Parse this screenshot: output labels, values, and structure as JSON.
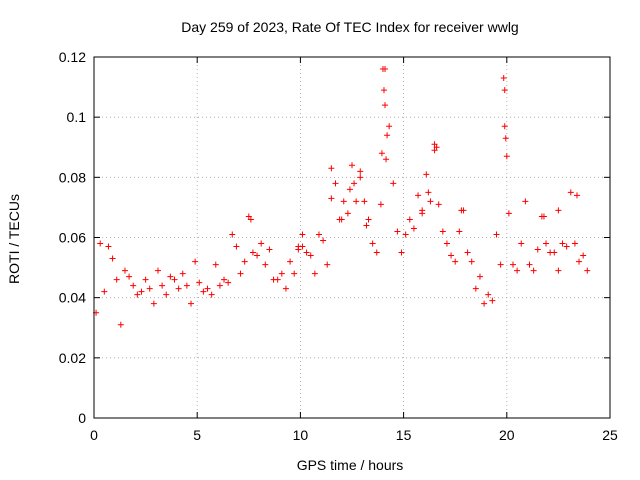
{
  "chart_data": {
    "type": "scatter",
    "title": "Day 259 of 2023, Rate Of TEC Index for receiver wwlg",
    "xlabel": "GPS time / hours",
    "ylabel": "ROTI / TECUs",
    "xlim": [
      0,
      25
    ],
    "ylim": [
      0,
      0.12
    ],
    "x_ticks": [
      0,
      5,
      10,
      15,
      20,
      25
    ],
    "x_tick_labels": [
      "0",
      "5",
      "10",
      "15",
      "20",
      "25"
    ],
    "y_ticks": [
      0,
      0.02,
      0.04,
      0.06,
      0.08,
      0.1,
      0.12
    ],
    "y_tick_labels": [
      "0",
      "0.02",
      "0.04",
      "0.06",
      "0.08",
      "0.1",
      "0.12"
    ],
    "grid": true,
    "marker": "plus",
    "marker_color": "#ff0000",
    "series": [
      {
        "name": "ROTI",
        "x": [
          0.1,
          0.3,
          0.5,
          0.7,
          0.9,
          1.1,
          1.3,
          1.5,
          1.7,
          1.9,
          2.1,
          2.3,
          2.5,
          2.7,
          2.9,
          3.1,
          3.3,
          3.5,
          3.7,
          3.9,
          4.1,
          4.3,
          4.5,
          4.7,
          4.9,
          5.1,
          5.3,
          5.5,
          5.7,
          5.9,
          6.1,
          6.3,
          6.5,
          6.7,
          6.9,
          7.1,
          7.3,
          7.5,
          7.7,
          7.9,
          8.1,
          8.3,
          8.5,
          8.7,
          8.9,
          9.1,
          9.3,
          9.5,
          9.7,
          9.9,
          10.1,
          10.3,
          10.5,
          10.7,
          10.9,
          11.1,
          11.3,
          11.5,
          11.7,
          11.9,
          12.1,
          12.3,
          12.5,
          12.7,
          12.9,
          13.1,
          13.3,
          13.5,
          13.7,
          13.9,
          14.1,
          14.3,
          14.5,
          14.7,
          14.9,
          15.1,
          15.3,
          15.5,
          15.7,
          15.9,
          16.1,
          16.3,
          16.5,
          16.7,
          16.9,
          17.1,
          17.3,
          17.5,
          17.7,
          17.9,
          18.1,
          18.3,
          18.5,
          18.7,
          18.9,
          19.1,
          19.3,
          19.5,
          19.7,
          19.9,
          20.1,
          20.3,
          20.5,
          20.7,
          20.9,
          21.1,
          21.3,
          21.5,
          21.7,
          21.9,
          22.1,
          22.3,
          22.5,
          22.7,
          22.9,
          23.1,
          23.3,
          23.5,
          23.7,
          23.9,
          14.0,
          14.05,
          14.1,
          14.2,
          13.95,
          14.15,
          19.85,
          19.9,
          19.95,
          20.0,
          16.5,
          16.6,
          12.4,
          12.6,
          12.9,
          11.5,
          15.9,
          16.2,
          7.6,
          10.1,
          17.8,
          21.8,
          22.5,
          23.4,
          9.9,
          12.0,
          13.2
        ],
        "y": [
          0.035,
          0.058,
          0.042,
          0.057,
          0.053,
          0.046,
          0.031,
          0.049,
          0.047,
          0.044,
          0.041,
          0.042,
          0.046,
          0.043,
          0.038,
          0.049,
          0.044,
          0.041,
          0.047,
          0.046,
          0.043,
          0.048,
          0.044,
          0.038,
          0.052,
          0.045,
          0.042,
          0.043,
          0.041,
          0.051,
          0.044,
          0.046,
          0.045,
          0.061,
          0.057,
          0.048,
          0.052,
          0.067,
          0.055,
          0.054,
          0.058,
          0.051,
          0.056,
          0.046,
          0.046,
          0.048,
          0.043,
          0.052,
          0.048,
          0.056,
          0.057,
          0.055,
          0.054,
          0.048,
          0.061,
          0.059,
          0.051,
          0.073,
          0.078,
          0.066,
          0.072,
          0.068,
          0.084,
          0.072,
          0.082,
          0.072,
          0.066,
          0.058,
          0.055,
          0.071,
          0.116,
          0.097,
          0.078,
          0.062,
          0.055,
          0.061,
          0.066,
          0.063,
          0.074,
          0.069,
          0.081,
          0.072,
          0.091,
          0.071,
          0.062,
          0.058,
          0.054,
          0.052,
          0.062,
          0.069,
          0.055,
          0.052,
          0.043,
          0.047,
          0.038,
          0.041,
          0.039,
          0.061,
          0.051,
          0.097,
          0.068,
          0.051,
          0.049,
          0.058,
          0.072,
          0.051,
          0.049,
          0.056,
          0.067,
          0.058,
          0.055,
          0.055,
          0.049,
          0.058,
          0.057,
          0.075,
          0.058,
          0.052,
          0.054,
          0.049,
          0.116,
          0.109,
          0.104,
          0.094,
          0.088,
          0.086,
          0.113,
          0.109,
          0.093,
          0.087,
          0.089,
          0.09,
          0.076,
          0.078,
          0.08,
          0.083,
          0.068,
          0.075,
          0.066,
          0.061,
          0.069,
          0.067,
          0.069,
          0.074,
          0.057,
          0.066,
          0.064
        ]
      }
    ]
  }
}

--

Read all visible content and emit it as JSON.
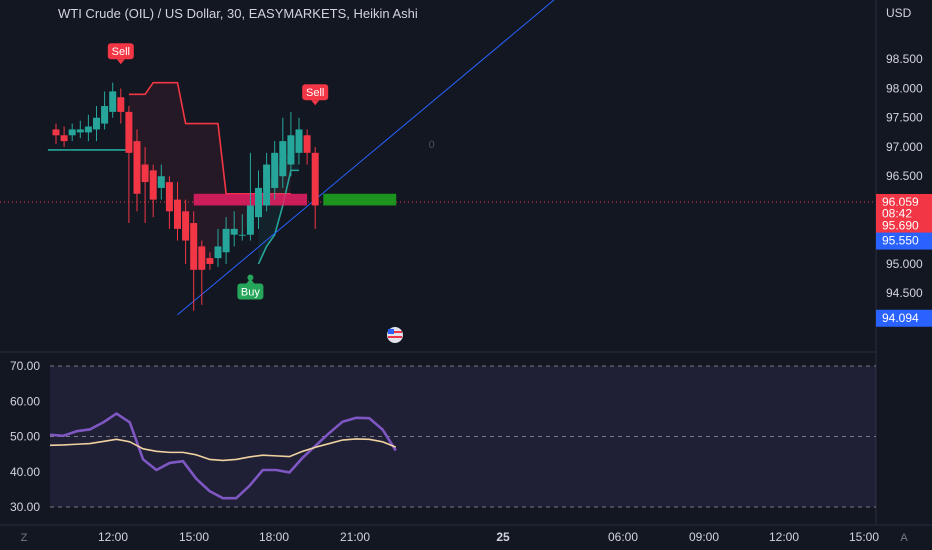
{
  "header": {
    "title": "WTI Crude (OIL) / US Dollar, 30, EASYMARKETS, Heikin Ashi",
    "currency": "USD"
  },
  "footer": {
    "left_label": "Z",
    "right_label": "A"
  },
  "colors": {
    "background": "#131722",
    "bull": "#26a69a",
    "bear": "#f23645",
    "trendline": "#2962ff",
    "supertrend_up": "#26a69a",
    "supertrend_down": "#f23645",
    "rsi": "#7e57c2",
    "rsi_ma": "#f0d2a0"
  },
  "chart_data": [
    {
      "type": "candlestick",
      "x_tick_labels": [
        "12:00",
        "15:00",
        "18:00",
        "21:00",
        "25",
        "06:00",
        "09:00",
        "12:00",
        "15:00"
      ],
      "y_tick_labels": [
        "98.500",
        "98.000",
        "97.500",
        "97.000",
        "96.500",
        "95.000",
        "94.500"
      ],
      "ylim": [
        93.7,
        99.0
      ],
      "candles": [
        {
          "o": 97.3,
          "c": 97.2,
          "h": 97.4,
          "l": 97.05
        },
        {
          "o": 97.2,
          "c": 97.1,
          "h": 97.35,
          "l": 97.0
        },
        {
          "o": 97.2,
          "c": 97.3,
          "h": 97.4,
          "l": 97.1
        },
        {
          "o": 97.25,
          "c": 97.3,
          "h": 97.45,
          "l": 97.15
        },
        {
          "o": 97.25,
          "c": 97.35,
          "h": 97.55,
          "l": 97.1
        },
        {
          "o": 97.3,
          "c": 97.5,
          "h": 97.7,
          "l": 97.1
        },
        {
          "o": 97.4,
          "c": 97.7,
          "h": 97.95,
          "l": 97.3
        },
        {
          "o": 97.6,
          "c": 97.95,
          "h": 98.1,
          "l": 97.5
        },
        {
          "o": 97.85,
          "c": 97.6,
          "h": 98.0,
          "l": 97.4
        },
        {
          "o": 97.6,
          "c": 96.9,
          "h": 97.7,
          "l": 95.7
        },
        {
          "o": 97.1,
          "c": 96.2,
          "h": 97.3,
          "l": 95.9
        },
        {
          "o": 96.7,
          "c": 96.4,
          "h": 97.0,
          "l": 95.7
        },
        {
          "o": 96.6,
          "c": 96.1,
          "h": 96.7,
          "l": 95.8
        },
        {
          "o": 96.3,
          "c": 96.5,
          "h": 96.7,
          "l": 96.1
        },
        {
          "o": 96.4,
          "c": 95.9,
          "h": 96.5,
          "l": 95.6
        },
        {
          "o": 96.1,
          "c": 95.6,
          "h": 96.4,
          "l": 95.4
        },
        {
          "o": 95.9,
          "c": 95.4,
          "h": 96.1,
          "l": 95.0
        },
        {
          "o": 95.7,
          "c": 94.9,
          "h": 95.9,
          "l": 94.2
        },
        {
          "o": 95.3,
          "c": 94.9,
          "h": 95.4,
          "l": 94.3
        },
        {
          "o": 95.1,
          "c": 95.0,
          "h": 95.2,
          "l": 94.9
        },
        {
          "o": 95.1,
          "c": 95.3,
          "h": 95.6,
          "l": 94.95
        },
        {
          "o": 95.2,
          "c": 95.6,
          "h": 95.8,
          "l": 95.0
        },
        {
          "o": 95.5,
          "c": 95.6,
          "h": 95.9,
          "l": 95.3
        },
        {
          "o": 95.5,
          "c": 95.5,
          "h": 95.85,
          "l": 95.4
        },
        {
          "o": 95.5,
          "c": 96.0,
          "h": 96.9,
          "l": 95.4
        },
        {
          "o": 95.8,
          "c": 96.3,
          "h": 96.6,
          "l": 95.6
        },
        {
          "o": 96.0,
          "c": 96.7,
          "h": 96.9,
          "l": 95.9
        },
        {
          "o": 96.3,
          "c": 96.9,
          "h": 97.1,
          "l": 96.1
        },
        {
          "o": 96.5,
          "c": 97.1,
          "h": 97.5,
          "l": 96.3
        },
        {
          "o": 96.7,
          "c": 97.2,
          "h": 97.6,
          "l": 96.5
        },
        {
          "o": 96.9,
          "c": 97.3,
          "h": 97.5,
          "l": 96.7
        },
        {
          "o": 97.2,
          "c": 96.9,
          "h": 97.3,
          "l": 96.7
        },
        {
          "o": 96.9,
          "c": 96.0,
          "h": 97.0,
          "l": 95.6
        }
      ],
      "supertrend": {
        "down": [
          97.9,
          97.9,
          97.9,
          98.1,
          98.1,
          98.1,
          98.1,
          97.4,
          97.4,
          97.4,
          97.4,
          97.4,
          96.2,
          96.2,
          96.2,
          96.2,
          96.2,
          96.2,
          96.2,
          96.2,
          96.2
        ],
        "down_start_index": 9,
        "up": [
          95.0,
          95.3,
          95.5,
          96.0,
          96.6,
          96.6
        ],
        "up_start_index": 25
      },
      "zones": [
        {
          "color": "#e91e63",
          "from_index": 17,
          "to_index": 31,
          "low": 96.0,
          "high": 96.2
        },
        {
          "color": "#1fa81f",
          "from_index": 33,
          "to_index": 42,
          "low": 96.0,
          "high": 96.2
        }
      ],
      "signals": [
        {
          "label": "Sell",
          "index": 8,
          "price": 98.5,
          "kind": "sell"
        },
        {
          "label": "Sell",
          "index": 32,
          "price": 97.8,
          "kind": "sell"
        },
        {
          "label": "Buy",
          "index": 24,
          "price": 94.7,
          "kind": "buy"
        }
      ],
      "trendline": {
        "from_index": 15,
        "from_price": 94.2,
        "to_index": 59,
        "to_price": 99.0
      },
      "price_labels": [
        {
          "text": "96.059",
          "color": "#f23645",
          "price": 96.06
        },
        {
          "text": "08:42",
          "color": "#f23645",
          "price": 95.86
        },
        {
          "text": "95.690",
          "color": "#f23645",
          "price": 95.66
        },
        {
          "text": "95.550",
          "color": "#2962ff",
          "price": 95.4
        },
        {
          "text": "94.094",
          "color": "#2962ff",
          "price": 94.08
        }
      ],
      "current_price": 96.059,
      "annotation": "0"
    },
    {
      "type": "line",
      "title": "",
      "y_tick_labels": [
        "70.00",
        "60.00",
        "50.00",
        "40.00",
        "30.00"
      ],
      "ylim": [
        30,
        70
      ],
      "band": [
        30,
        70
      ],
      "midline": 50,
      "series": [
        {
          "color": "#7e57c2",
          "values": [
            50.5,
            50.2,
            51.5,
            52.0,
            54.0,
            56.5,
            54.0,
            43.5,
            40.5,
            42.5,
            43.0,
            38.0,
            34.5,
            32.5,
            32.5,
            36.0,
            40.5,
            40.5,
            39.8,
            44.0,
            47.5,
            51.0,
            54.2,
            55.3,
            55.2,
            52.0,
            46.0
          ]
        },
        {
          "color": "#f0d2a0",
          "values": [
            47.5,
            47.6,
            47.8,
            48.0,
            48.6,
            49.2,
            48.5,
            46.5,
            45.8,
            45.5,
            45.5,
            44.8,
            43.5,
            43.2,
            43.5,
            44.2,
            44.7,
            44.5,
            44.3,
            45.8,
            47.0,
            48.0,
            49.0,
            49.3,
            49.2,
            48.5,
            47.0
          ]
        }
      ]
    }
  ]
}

_GOAL OF THE EXERCISE_: In the records above, find each line holding "type" and copy it.

_SOLVED PROBLEM_:
    "type": "scatter",
      "type": "candlestick",
      "type": "line",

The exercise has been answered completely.